▸ **Exercise goal**
Search the data for the string "Europeans" and extract every line where it appears.

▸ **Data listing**
:::
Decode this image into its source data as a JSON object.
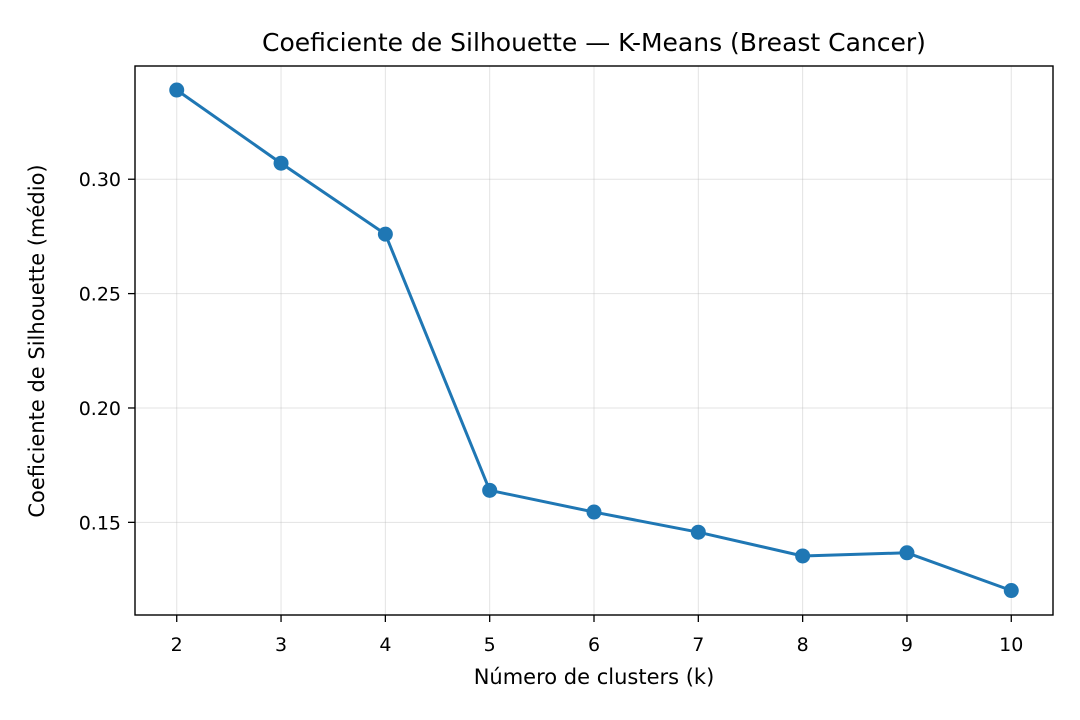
{
  "chart_data": {
    "type": "line",
    "title": "Coeficiente de Silhouette — K-Means (Breast Cancer)",
    "xlabel": "Número de clusters (k)",
    "ylabel": "Coeficiente de Silhouette (médio)",
    "x": [
      2,
      3,
      4,
      5,
      6,
      7,
      8,
      9,
      10
    ],
    "series": [
      {
        "values": [
          0.339,
          0.307,
          0.276,
          0.164,
          0.1545,
          0.1457,
          0.1353,
          0.1367,
          0.1202
        ]
      }
    ],
    "xlim": [
      1.6,
      10.4
    ],
    "ylim": [
      0.1095,
      0.3495
    ],
    "xticks": [
      "2",
      "3",
      "4",
      "5",
      "6",
      "7",
      "8",
      "9",
      "10"
    ],
    "yticks": [
      "0.15",
      "0.20",
      "0.25",
      "0.30"
    ],
    "ytick_values": [
      0.15,
      0.2,
      0.25,
      0.3
    ],
    "grid": true,
    "line_color": "#1f77b4",
    "marker": "circle"
  }
}
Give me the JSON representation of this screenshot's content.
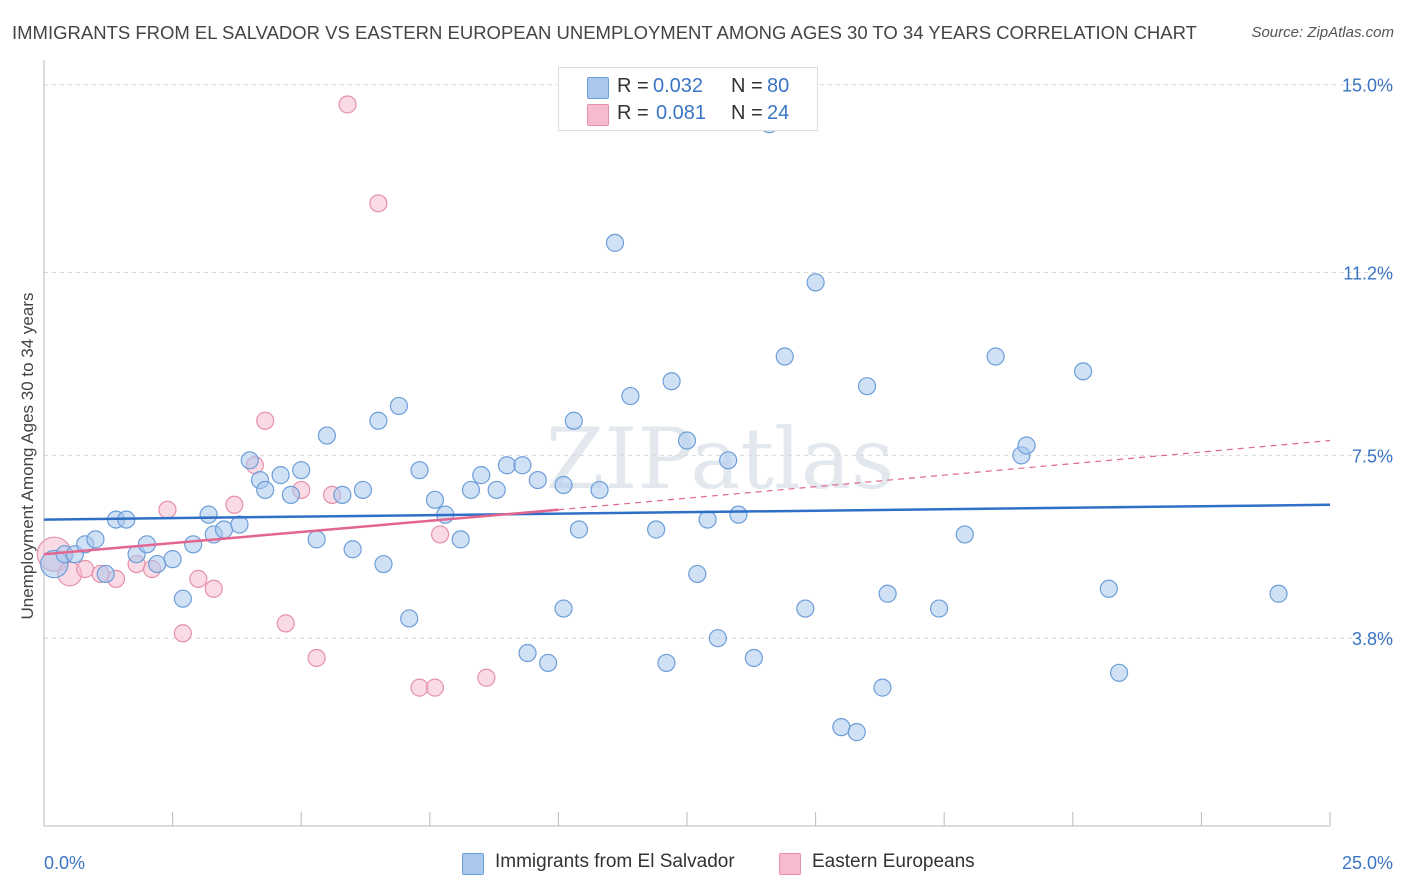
{
  "title": "IMMIGRANTS FROM EL SALVADOR VS EASTERN EUROPEAN UNEMPLOYMENT AMONG AGES 30 TO 34 YEARS CORRELATION CHART",
  "source": "Source: ZipAtlas.com",
  "watermark": "ZIPatlas",
  "legend_stats": [
    {
      "r_label": "R =",
      "r_value": "0.032",
      "n_label": "N =",
      "n_value": "80"
    },
    {
      "r_label": "R =",
      "r_value": "0.081",
      "n_label": "N =",
      "n_value": "24"
    }
  ],
  "legend_bottom": [
    "Immigrants from El Salvador",
    "Eastern Europeans"
  ],
  "colors": {
    "blue_fill": "#aac8ee",
    "blue_stroke": "#6d9ed8",
    "blue_line": "#2f6fc6",
    "pink_fill": "#f6bccd",
    "pink_stroke": "#e691ab",
    "pink_line": "#e2668f",
    "axis_text": "#3a75c4",
    "grid": "#d9d9d9"
  },
  "chart_data": {
    "type": "scatter",
    "title": "IMMIGRANTS FROM EL SALVADOR VS EASTERN EUROPEAN UNEMPLOYMENT AMONG AGES 30 TO 34 YEARS CORRELATION CHART",
    "xlabel": "",
    "ylabel": "Unemployment Among Ages 30 to 34 years",
    "xlim": [
      0,
      25
    ],
    "ylim": [
      0,
      15.5
    ],
    "x_tick_labels": [
      "0.0%",
      "25.0%"
    ],
    "y_ticks": [
      3.8,
      7.5,
      11.2,
      15.0
    ],
    "y_tick_labels": [
      "3.8%",
      "7.5%",
      "11.2%",
      "15.0%"
    ],
    "grid": "horizontal dashed",
    "legend_position": "top-center",
    "series": [
      {
        "name": "Immigrants from El Salvador",
        "color": "#aac8ee",
        "trend": {
          "x": [
            0,
            25
          ],
          "y": [
            6.2,
            6.5
          ]
        },
        "points": [
          [
            0.2,
            5.3,
            1.6
          ],
          [
            0.4,
            5.5,
            1
          ],
          [
            0.6,
            5.5,
            1
          ],
          [
            0.8,
            5.7,
            1
          ],
          [
            1.0,
            5.8,
            1
          ],
          [
            1.2,
            5.1,
            1
          ],
          [
            1.4,
            6.2,
            1
          ],
          [
            1.6,
            6.2,
            1
          ],
          [
            1.8,
            5.5,
            1
          ],
          [
            2.0,
            5.7,
            1
          ],
          [
            2.2,
            5.3,
            1
          ],
          [
            2.5,
            5.4,
            1
          ],
          [
            2.7,
            4.6,
            1
          ],
          [
            2.9,
            5.7,
            1
          ],
          [
            3.2,
            6.3,
            1
          ],
          [
            3.3,
            5.9,
            1
          ],
          [
            3.5,
            6.0,
            1
          ],
          [
            3.8,
            6.1,
            1
          ],
          [
            4.0,
            7.4,
            1
          ],
          [
            4.2,
            7.0,
            1
          ],
          [
            4.3,
            6.8,
            1
          ],
          [
            4.6,
            7.1,
            1
          ],
          [
            4.8,
            6.7,
            1
          ],
          [
            5.0,
            7.2,
            1
          ],
          [
            5.3,
            5.8,
            1
          ],
          [
            5.5,
            7.9,
            1
          ],
          [
            5.8,
            6.7,
            1
          ],
          [
            6.0,
            5.6,
            1
          ],
          [
            6.2,
            6.8,
            1
          ],
          [
            6.5,
            8.2,
            1
          ],
          [
            6.6,
            5.3,
            1
          ],
          [
            6.9,
            8.5,
            1
          ],
          [
            7.1,
            4.2,
            1
          ],
          [
            7.3,
            7.2,
            1
          ],
          [
            7.6,
            6.6,
            1
          ],
          [
            7.8,
            6.3,
            1
          ],
          [
            8.1,
            5.8,
            1
          ],
          [
            8.3,
            6.8,
            1
          ],
          [
            8.5,
            7.1,
            1
          ],
          [
            8.8,
            6.8,
            1
          ],
          [
            9.0,
            7.3,
            1
          ],
          [
            9.3,
            7.3,
            1
          ],
          [
            9.4,
            3.5,
            1
          ],
          [
            9.6,
            7.0,
            1
          ],
          [
            9.8,
            3.3,
            1
          ],
          [
            10.1,
            6.9,
            1
          ],
          [
            10.1,
            4.4,
            1
          ],
          [
            10.3,
            8.2,
            1
          ],
          [
            10.4,
            6.0,
            1
          ],
          [
            10.8,
            6.8,
            1
          ],
          [
            11.1,
            11.8,
            1
          ],
          [
            11.4,
            8.7,
            1
          ],
          [
            11.9,
            6.0,
            1
          ],
          [
            12.1,
            3.3,
            1
          ],
          [
            12.2,
            9.0,
            1
          ],
          [
            12.5,
            7.8,
            1
          ],
          [
            12.7,
            5.1,
            1
          ],
          [
            12.9,
            6.2,
            1
          ],
          [
            13.1,
            3.8,
            1
          ],
          [
            13.3,
            7.4,
            1
          ],
          [
            13.5,
            6.3,
            1
          ],
          [
            13.8,
            3.4,
            1
          ],
          [
            14.1,
            14.2,
            1
          ],
          [
            14.4,
            9.5,
            1
          ],
          [
            14.8,
            4.4,
            1
          ],
          [
            15.0,
            11.0,
            1
          ],
          [
            15.5,
            2.0,
            1
          ],
          [
            15.8,
            1.9,
            1
          ],
          [
            16.0,
            8.9,
            1
          ],
          [
            16.3,
            2.8,
            1
          ],
          [
            16.4,
            4.7,
            1
          ],
          [
            17.4,
            4.4,
            1
          ],
          [
            17.9,
            5.9,
            1
          ],
          [
            18.5,
            9.5,
            1
          ],
          [
            19.0,
            7.5,
            1
          ],
          [
            19.1,
            7.7,
            1
          ],
          [
            20.2,
            9.2,
            1
          ],
          [
            20.7,
            4.8,
            1
          ],
          [
            20.9,
            3.1,
            1
          ],
          [
            24.0,
            4.7,
            1
          ]
        ]
      },
      {
        "name": "Eastern Europeans",
        "color": "#f6bccd",
        "trend": {
          "x": [
            0,
            10
          ],
          "y": [
            5.5,
            6.4
          ]
        },
        "trend_extension": {
          "x": [
            10,
            25
          ],
          "y": [
            6.4,
            7.8
          ]
        },
        "points": [
          [
            0.2,
            5.5,
            2
          ],
          [
            0.5,
            5.1,
            1.4
          ],
          [
            0.8,
            5.2,
            1
          ],
          [
            1.1,
            5.1,
            1
          ],
          [
            1.4,
            5.0,
            1
          ],
          [
            1.8,
            5.3,
            1
          ],
          [
            2.1,
            5.2,
            1
          ],
          [
            2.4,
            6.4,
            1
          ],
          [
            2.7,
            3.9,
            1
          ],
          [
            3.0,
            5.0,
            1
          ],
          [
            3.3,
            4.8,
            1
          ],
          [
            3.7,
            6.5,
            1
          ],
          [
            4.1,
            7.3,
            1
          ],
          [
            4.3,
            8.2,
            1
          ],
          [
            4.7,
            4.1,
            1
          ],
          [
            5.0,
            6.8,
            1
          ],
          [
            5.3,
            3.4,
            1
          ],
          [
            5.6,
            6.7,
            1
          ],
          [
            5.9,
            14.6,
            1
          ],
          [
            6.5,
            12.6,
            1
          ],
          [
            7.3,
            2.8,
            1
          ],
          [
            7.6,
            2.8,
            1
          ],
          [
            7.7,
            5.9,
            1
          ],
          [
            8.6,
            3.0,
            1
          ]
        ]
      }
    ]
  }
}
:::
▸ **Reply to the task**
    "Eastern Europeans"
        "name": "Eastern Europeans",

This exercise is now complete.